Saved data entries
==================================================
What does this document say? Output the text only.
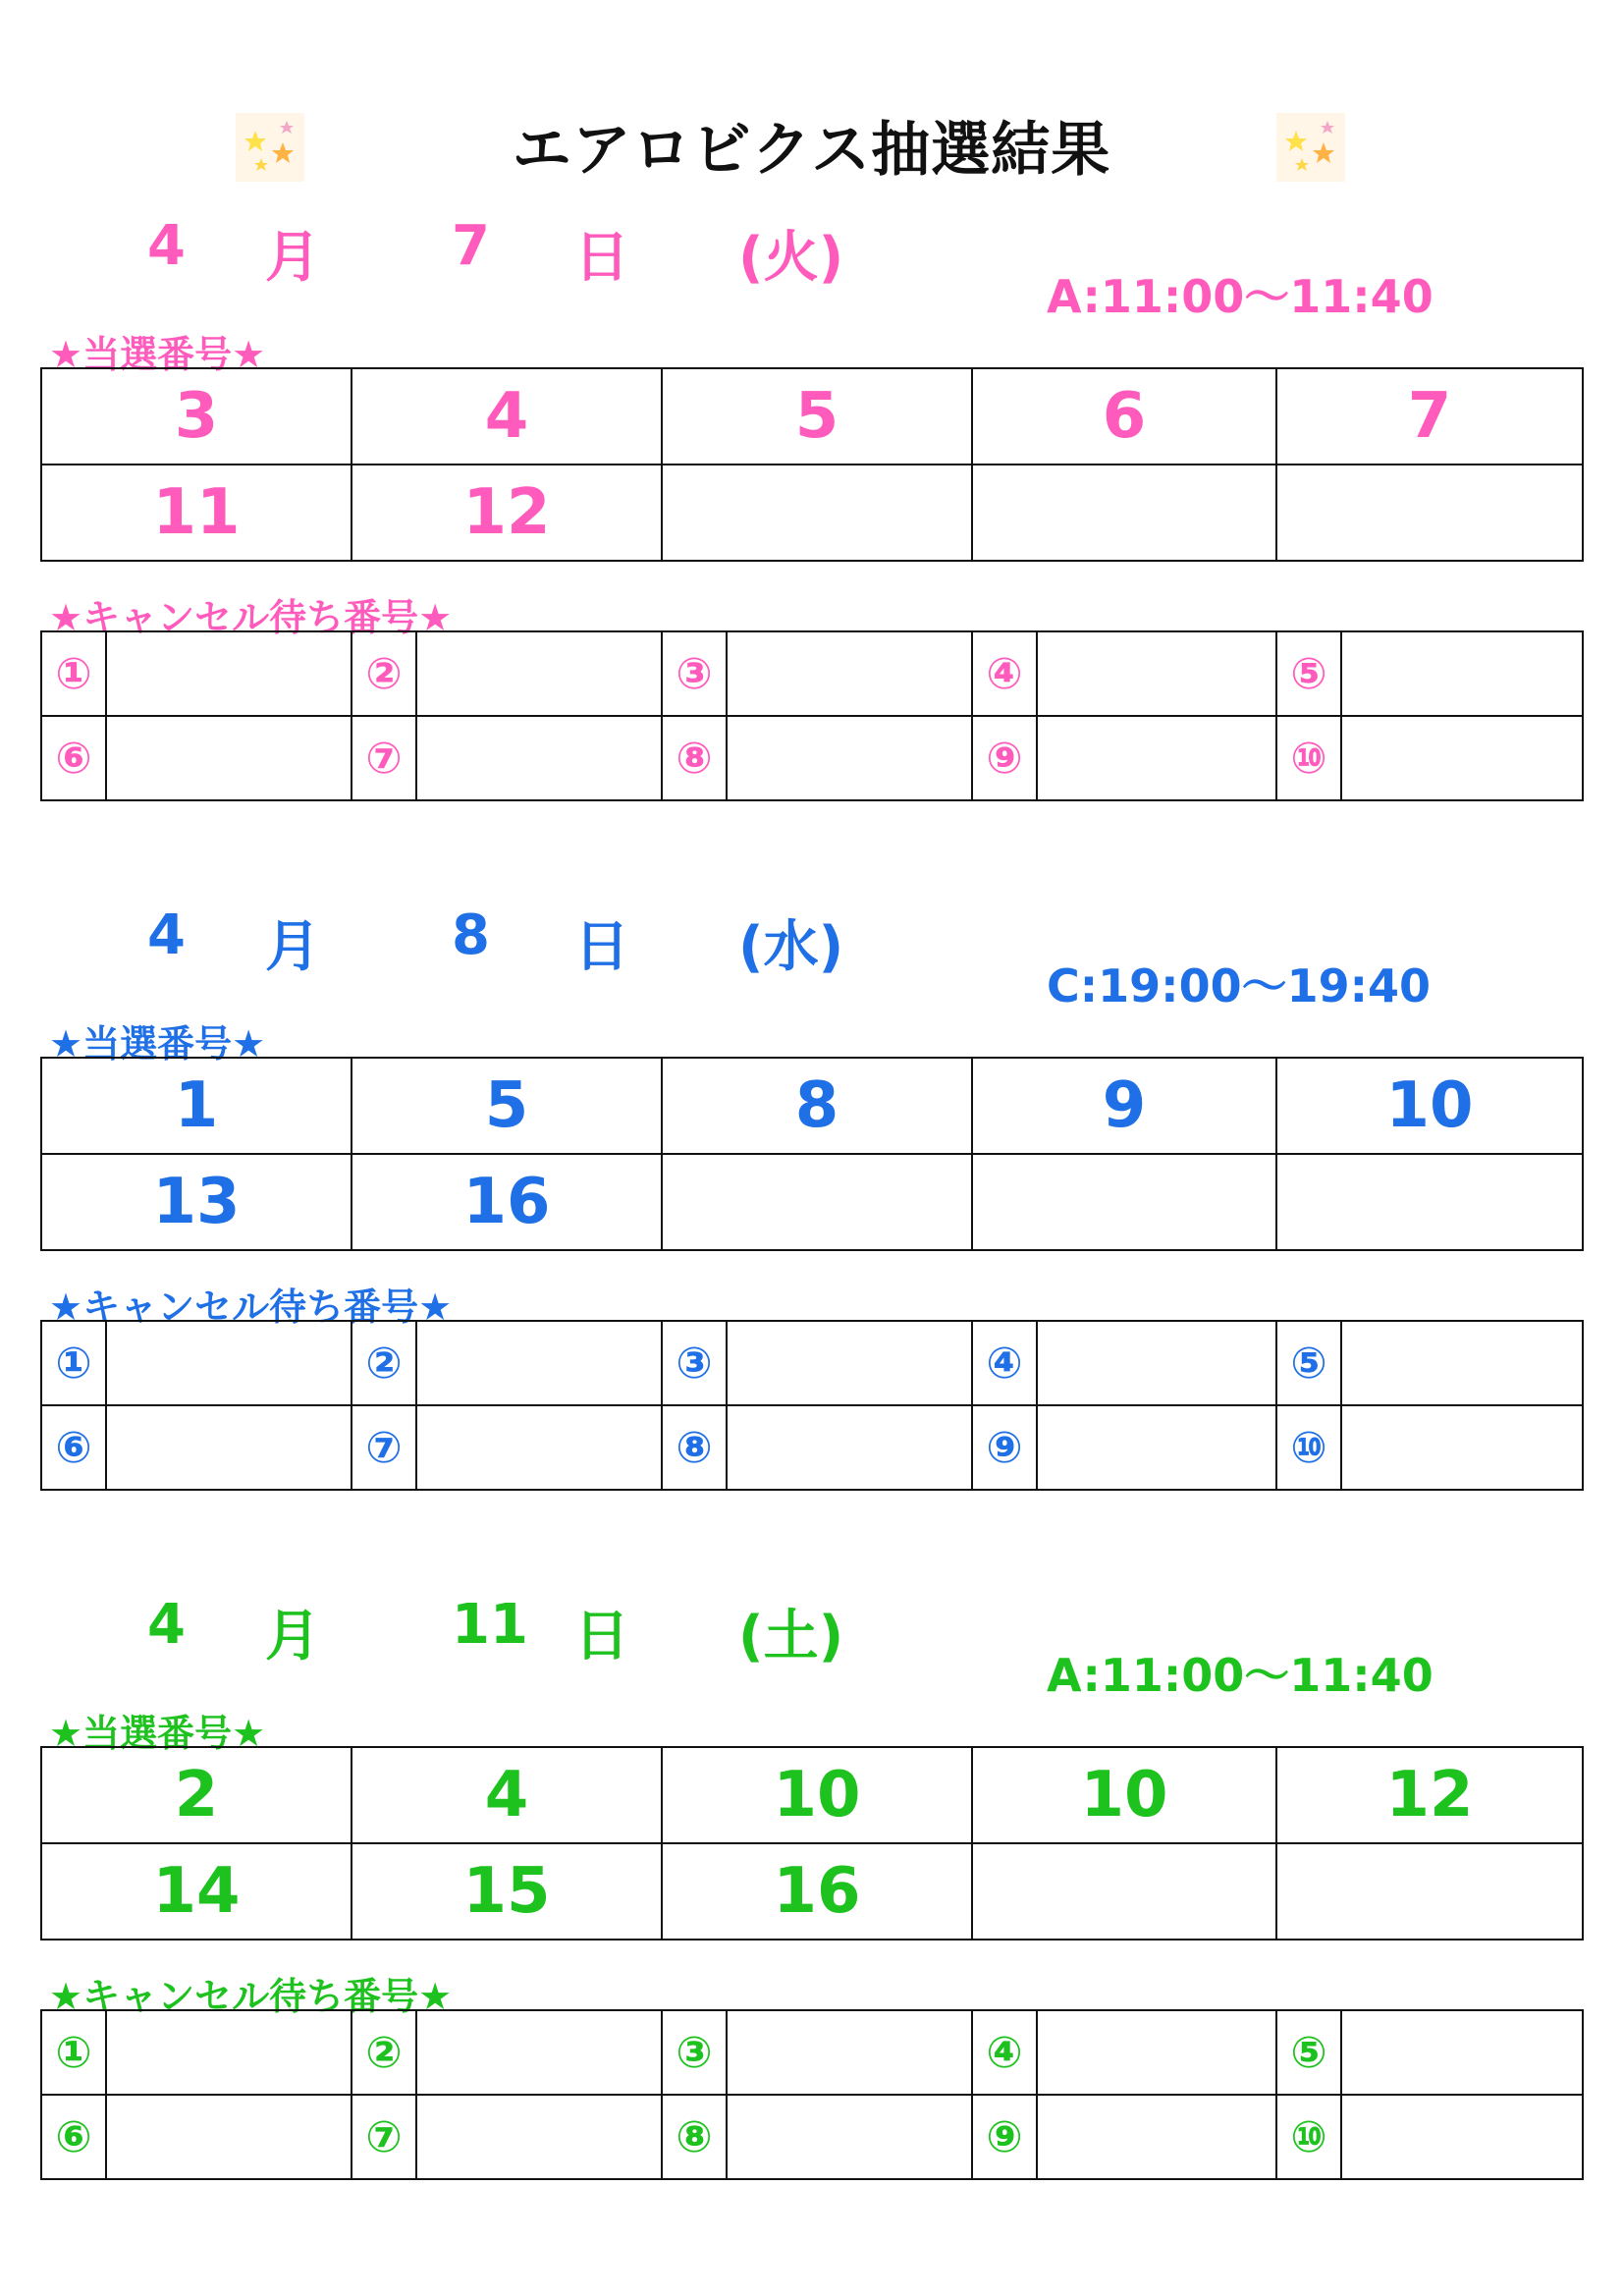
エアロビクス抽選結果
4 月 7 日 (火)
A:11:00～11:40
★当選番号★
3	4	5	6	7
11	12			
★キャンセル待ち番号★
①		②		③		④		⑤	
⑥		⑦		⑧		⑨		⑩	
4 月 8 日 (水)
C:19:00～19:40
★当選番号★
1	5	8	9	10
13	16			
★キャンセル待ち番号★
①		②		③		④		⑤	
⑥		⑦		⑧		⑨		⑩	
4 月 11 日 (土)
A:11:00～11:40
★当選番号★
2	4	10	10	12
14	15	16		
★キャンセル待ち番号★
①		②		③		④		⑤	
⑥		⑦		⑧		⑨		⑩	
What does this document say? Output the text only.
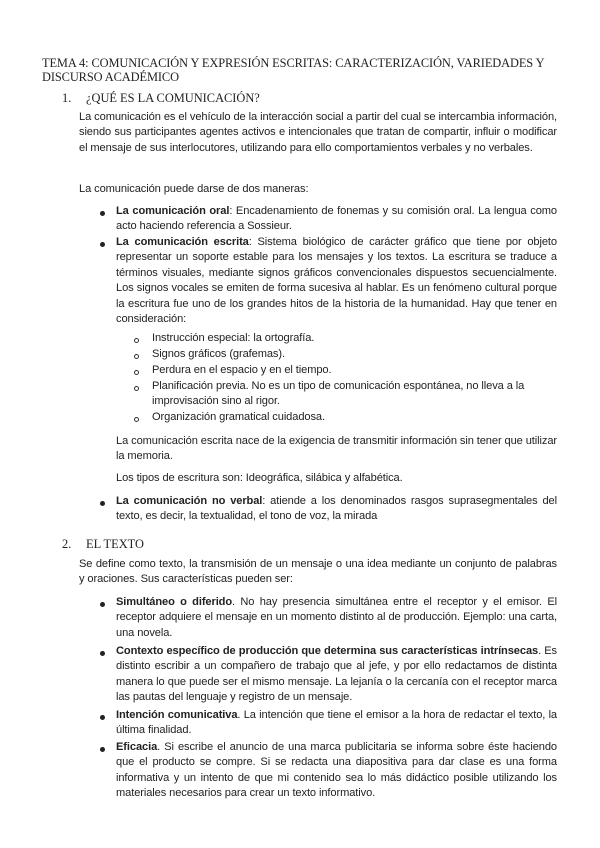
TEMA 4: COMUNICACIÓN Y EXPRESIÓN ESCRITAS: CARACTERIZACIÓN, VARIEDADES Y DISCURSO ACADÉMICO
1. ¿QUÉ ES LA COMUNICACIÓN?
La comunicación es el vehículo de la interacción social a partir del cual se intercambia información, siendo sus participantes agentes activos e intencionales que tratan de compartir, influir o modificar el mensaje de sus interlocutores, utilizando para ello comportamientos verbales y no verbales.
La comunicación puede darse de dos maneras:
La comunicación oral: Encadenamiento de fonemas y su comisión oral. La lengua como acto haciendo referencia a Sossieur.
La comunicación escrita: Sistema biológico de carácter gráfico que tiene por objeto representar un soporte estable para los mensajes y los textos. La escritura se traduce a términos visuales, mediante signos gráficos convencionales dispuestos secuencialmente. Los signos vocales se emiten de forma sucesiva al hablar. Es un fenómeno cultural porque la escritura fue uno de los grandes hitos de la historia de la humanidad. Hay que tener en consideración:
Instrucción especial: la ortografía.
Signos gráficos (grafemas).
Perdura en el espacio y en el tiempo.
Planificación previa. No es un tipo de comunicación espontánea, no lleva a la improvisación sino al rigor.
Organización gramatical cuidadosa.
La comunicación escrita nace de la exigencia de transmitir información sin tener que utilizar la memoria.
Los tipos de escritura son: Ideográfica, silábica y alfabética.
La comunicación no verbal: atiende a los denominados rasgos suprasegmentales del texto, es decir, la textualidad, el tono de voz, la mirada
2. EL TEXTO
Se define como texto, la transmisión de un mensaje o una idea mediante un conjunto de palabras y oraciones. Sus características pueden ser:
Simultáneo o diferido. No hay presencia simultánea entre el receptor y el emisor. El receptor adquiere el mensaje en un momento distinto al de producción. Ejemplo: una carta, una novela.
Contexto específico de producción que determina sus características intrínsecas. Es distinto escribir a un compañero de trabajo que al jefe, y por ello redactamos de distinta manera lo que puede ser el mismo mensaje. La lejanía o la cercanía con el receptor marca las pautas del lenguaje y registro de un mensaje.
Intención comunicativa. La intención que tiene el emisor a la hora de redactar el texto, la última finalidad.
Eficacia. Si escribe el anuncio de una marca publicitaria se informa sobre éste haciendo que el producto se compre. Si se redacta una diapositiva para dar clase es una forma informativa y un intento de que mi contenido sea lo más didáctico posible utilizando los materiales necesarios para crear un texto informativo.
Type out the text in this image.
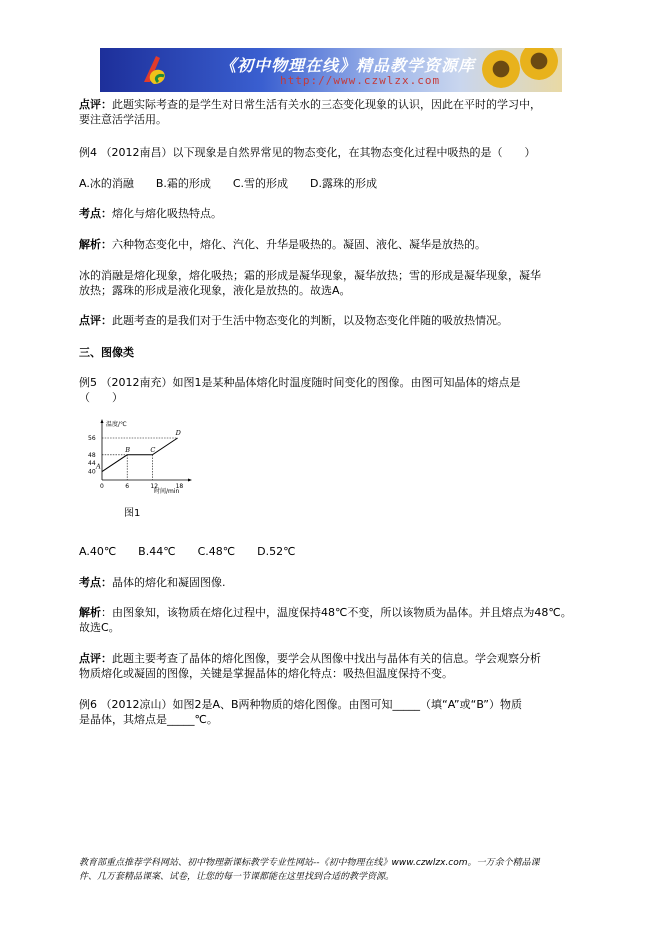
《初中物理在线》精品教学资源库
http://www.czwlzx.com

点评：此题实际考查的是学生对日常生活有关水的三态变化现象的认识，因此在平时的学习中，

要注意活学活用。

例4 （2012南昌）以下现象是自然界常见的物态变化，在其物态变化过程中吸热的是（　　）

A.冰的消融　　B.霜的形成　　C.雪的形成　　D.露珠的形成

考点：熔化与熔化吸热特点。

解析：六种物态变化中，熔化、汽化、升华是吸热的。凝固、液化、凝华是放热的。

冰的消融是熔化现象，熔化吸热；霜的形成是凝华现象，凝华放热；雪的形成是凝华现象，凝华

放热；露珠的形成是液化现象，液化是放热的。故选A。

点评：此题考查的是我们对于生活中物态变化的判断，以及物态变化伴随的吸放热情况。

三、图像类

例5 （2012南充）如图1是某种晶体熔化时温度随时间变化的图像。由图可知晶体的熔点是

（　　）

温度/℃
时间/min
40
44
48
56
0	6	12	18
A
B	C
D
图1

A.40℃　　B.44℃　　C.48℃　　D.52℃

考点：晶体的熔化和凝固图像.

解析：由图象知，该物质在熔化过程中，温度保持48℃不变，所以该物质为晶体。并且熔点为48℃。

故选C。

点评：此题主要考查了晶体的熔化图像，要学会从图像中找出与晶体有关的信息。学会观察分析

物质熔化或凝固的图像，关键是掌握晶体的熔化特点：吸热但温度保持不变。

例6 （2012凉山）如图2是A、B两种物质的熔化图像。由图可知_____（填“A”或“B”）物质

是晶体，其熔点是_____℃。

教育部重点推荐学科网站、初中物理新课标教学专业性网站--《初中物理在线》www.czwlzx.com。一万余个精品课
件、几万套精品课案、试卷，让您的每一节课都能在这里找到合适的教学资源。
==================================================
Directions. Could you reproduce every record above exactly, leaving out the pictures?

Output.
What does this document say? Output the text only.
エアロビクス抽選結果
4 月 7 日 (火)
A:11:00～11:40
★当選番号★
3	4	5	6	7
11	12			
★キャンセル待ち番号★
①		②		③		④		⑤	
⑥		⑦		⑧		⑨		⑩	
4 月 8 日 (水)
C:19:00～19:40
★当選番号★
1	5	8	9	10
13	16			
★キャンセル待ち番号★
①		②		③		④		⑤	
⑥		⑦		⑧		⑨		⑩	
4 月 11 日 (土)
A:11:00～11:40
★当選番号★
2	4	10	10	12
14	15	16		
★キャンセル待ち番号★
①		②		③		④		⑤	
⑥		⑦		⑧		⑨		⑩	
What does this document say? Output the text only.
TEMA 4: COMUNICACIÓN Y EXPRESIÓN ESCRITAS: CARACTERIZACIÓN, VARIEDADES Y DISCURSO ACADÉMICO
1. ¿QUÉ ES LA COMUNICACIÓN?
La comunicación es el vehículo de la interacción social a partir del cual se intercambia información, siendo sus participantes agentes activos e intencionales que tratan de compartir, influir o modificar el mensaje de sus interlocutores, utilizando para ello comportamientos verbales y no verbales.
La comunicación puede darse de dos maneras:
La comunicación oral: Encadenamiento de fonemas y su comisión oral. La lengua como acto haciendo referencia a Sossieur.
La comunicación escrita: Sistema biológico de carácter gráfico que tiene por objeto representar un soporte estable para los mensajes y los textos. La escritura se traduce a términos visuales, mediante signos gráficos convencionales dispuestos secuencialmente. Los signos vocales se emiten de forma sucesiva al hablar. Es un fenómeno cultural porque la escritura fue uno de los grandes hitos de la historia de la humanidad. Hay que tener en consideración:
Instrucción especial: la ortografía.
Signos gráficos (grafemas).
Perdura en el espacio y en el tiempo.
Planificación previa. No es un tipo de comunicación espontánea, no lleva a la improvisación sino al rigor.
Organización gramatical cuidadosa.
La comunicación escrita nace de la exigencia de transmitir información sin tener que utilizar la memoria.
Los tipos de escritura son: Ideográfica, silábica y alfabética.
La comunicación no verbal: atiende a los denominados rasgos suprasegmentales del texto, es decir, la textualidad, el tono de voz, la mirada
2. EL TEXTO
Se define como texto, la transmisión de un mensaje o una idea mediante un conjunto de palabras y oraciones. Sus características pueden ser:
Simultáneo o diferido. No hay presencia simultánea entre el receptor y el emisor. El receptor adquiere el mensaje en un momento distinto al de producción. Ejemplo: una carta, una novela.
Contexto específico de producción que determina sus características intrínsecas. Es distinto escribir a un compañero de trabajo que al jefe, y por ello redactamos de distinta manera lo que puede ser el mismo mensaje. La lejanía o la cercanía con el receptor marca las pautas del lenguaje y registro de un mensaje.
Intención comunicativa. La intención que tiene el emisor a la hora de redactar el texto, la última finalidad.
Eficacia. Si escribe el anuncio de una marca publicitaria se informa sobre éste haciendo que el producto se compre. Si se redacta una diapositiva para dar clase es una forma informativa y un intento de que mi contenido sea lo más didáctico posible utilizando los materiales necesarios para crear un texto informativo.
Type out the text in this image.
《初中物理在线》精品教学资源库
http://www.czwlzx.com

点评：此题实际考查的是学生对日常生活有关水的三态变化现象的认识，因此在平时的学习中，

要注意活学活用。

例4 （2012南昌）以下现象是自然界常见的物态变化，在其物态变化过程中吸热的是（　　）

A.冰的消融　　B.霜的形成　　C.雪的形成　　D.露珠的形成

考点：熔化与熔化吸热特点。

解析：六种物态变化中，熔化、汽化、升华是吸热的。凝固、液化、凝华是放热的。

冰的消融是熔化现象，熔化吸热；霜的形成是凝华现象，凝华放热；雪的形成是凝华现象，凝华

放热；露珠的形成是液化现象，液化是放热的。故选A。

点评：此题考查的是我们对于生活中物态变化的判断，以及物态变化伴随的吸放热情况。

三、图像类

例5 （2012南充）如图1是某种晶体熔化时温度随时间变化的图像。由图可知晶体的熔点是

（　　）

温度/℃
时间/min
40
44
48
56
0	6	12	18
A
B	C
D
图1

A.40℃　　B.44℃　　C.48℃　　D.52℃

考点：晶体的熔化和凝固图像.

解析：由图象知，该物质在熔化过程中，温度保持48℃不变，所以该物质为晶体。并且熔点为48℃。

故选C。

点评：此题主要考查了晶体的熔化图像，要学会从图像中找出与晶体有关的信息。学会观察分析

物质熔化或凝固的图像，关键是掌握晶体的熔化特点：吸热但温度保持不变。

例6 （2012凉山）如图2是A、B两种物质的熔化图像。由图可知_____（填“A”或“B”）物质

是晶体，其熔点是_____℃。

教育部重点推荐学科网站、初中物理新课标教学专业性网站--《初中物理在线》www.czwlzx.com。一万余个精品课
件、几万套精品课案、试卷，让您的每一节课都能在这里找到合适的教学资源。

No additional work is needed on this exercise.